Directions for this task:
All of the data below must be repeated exactly.

____________________

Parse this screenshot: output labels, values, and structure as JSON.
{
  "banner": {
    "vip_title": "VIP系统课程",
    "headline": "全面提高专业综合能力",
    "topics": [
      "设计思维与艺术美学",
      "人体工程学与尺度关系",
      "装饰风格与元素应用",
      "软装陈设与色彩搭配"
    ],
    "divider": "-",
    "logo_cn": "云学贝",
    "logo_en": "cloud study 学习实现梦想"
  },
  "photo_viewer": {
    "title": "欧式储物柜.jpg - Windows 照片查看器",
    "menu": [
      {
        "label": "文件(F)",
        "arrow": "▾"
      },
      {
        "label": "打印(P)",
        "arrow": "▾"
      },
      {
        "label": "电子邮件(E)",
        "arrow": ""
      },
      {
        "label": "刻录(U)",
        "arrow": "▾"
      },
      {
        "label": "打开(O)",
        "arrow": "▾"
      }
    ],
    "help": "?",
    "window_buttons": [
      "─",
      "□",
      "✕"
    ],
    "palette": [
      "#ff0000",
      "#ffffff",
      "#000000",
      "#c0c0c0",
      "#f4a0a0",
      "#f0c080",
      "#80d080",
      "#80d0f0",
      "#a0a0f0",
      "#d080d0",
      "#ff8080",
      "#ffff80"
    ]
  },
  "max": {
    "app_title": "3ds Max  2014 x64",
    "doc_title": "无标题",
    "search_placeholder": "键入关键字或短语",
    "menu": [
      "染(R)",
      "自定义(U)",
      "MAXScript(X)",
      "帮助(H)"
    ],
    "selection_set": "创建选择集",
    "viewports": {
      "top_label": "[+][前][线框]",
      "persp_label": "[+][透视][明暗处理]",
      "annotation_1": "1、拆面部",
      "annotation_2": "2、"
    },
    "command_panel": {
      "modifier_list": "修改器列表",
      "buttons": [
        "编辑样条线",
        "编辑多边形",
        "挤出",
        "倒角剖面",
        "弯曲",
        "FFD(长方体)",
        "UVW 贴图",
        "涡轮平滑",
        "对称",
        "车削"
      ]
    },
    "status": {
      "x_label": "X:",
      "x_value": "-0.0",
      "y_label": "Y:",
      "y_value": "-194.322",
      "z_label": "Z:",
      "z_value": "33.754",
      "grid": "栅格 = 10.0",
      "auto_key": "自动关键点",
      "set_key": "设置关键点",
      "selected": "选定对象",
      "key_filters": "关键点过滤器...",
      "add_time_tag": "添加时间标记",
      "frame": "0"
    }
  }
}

____________________

Right answer:
Parse this screenshot: output labels, values, and structure as JSON.
{
  "banner": {
    "vip_title": "VIP系统课程",
    "headline": "全面提高专业综合能力",
    "topics": [
      "设计思维与艺术美学",
      "人体工程学与尺度关系",
      "装饰风格与元素应用",
      "软装陈设与色彩搭配"
    ],
    "divider": "-",
    "logo_cn": "云学贝",
    "logo_en": "cloud study 学习实现梦想"
  },
  "photo_viewer": {
    "title": "欧式储物柜.jpg - Windows 照片查看器",
    "menu": [
      {
        "label": "文件(F)",
        "arrow": "▾"
      },
      {
        "label": "打印(P)",
        "arrow": "▾"
      },
      {
        "label": "电子邮件(E)",
        "arrow": ""
      },
      {
        "label": "刻录(U)",
        "arrow": "▾"
      },
      {
        "label": "打开(O)",
        "arrow": "▾"
      }
    ],
    "help": "?",
    "window_buttons": [
      "─",
      "□",
      "✕"
    ],
    "palette": [
      "#ff0000",
      "#ffffff",
      "#000000",
      "#c0c0c0",
      "#f4a0a0",
      "#f0c080",
      "#80d080",
      "#80d0f0",
      "#a0a0f0",
      "#d080d0",
      "#ff8080",
      "#ffff80"
    ]
  },
  "max": {
    "app_title": "3ds Max  2014 x64",
    "doc_title": "无标题",
    "search_placeholder": "键入关键字或短语",
    "menu": [
      "染(R)",
      "自定义(U)",
      "MAXScript(X)",
      "帮助(H)"
    ],
    "selection_set": "创建选择集",
    "viewports": {
      "top_label": "[+][前][线框]",
      "persp_label": "[+][透视][明暗处理]",
      "annotation_1": "1、拆面部",
      "annotation_2": "2、"
    },
    "command_panel": {
      "modifier_list": "修改器列表",
      "buttons": [
        "编辑样条线",
        "编辑多边形",
        "挤出",
        "倒角剖面",
        "弯曲",
        "FFD(长方体)",
        "UVW 贴图",
        "涡轮平滑",
        "对称",
        "车削"
      ]
    },
    "status": {
      "x_label": "X:",
      "x_value": "-0.0",
      "y_label": "Y:",
      "y_value": "-194.322",
      "z_label": "Z:",
      "z_value": "33.754",
      "grid": "栅格 = 10.0",
      "auto_key": "自动关键点",
      "set_key": "设置关键点",
      "selected": "选定对象",
      "key_filters": "关键点过滤器...",
      "add_time_tag": "添加时间标记",
      "frame": "0"
    }
  }
}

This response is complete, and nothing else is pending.